**Aim of the task**: Your task is to copy every line of this material exactly.

**Exercise material**:

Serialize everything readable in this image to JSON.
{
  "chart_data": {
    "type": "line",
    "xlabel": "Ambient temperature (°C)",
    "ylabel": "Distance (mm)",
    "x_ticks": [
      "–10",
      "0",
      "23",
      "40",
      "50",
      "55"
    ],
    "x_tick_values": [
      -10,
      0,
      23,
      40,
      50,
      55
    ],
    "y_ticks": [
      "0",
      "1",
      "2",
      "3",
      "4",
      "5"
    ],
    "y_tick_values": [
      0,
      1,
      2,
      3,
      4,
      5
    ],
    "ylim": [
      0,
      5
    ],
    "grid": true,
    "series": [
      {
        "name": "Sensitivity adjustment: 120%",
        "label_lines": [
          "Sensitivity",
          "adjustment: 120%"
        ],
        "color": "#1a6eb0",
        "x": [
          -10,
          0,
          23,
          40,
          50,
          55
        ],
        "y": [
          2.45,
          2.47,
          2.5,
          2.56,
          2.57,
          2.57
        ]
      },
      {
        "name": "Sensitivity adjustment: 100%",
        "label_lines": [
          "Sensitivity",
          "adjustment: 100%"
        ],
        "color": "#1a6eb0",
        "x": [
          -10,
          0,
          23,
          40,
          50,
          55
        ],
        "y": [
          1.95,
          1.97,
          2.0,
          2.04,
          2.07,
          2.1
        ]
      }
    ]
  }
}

**Full response**:
Serialize everything readable in this image to JSON.
{
  "chart_data": {
    "type": "line",
    "xlabel": "Ambient temperature (°C)",
    "ylabel": "Distance (mm)",
    "x_ticks": [
      "–10",
      "0",
      "23",
      "40",
      "50",
      "55"
    ],
    "x_tick_values": [
      -10,
      0,
      23,
      40,
      50,
      55
    ],
    "y_ticks": [
      "0",
      "1",
      "2",
      "3",
      "4",
      "5"
    ],
    "y_tick_values": [
      0,
      1,
      2,
      3,
      4,
      5
    ],
    "ylim": [
      0,
      5
    ],
    "grid": true,
    "series": [
      {
        "name": "Sensitivity adjustment: 120%",
        "label_lines": [
          "Sensitivity",
          "adjustment: 120%"
        ],
        "color": "#1a6eb0",
        "x": [
          -10,
          0,
          23,
          40,
          50,
          55
        ],
        "y": [
          2.45,
          2.47,
          2.5,
          2.56,
          2.57,
          2.57
        ]
      },
      {
        "name": "Sensitivity adjustment: 100%",
        "label_lines": [
          "Sensitivity",
          "adjustment: 100%"
        ],
        "color": "#1a6eb0",
        "x": [
          -10,
          0,
          23,
          40,
          50,
          55
        ],
        "y": [
          1.95,
          1.97,
          2.0,
          2.04,
          2.07,
          2.1
        ]
      }
    ]
  }
}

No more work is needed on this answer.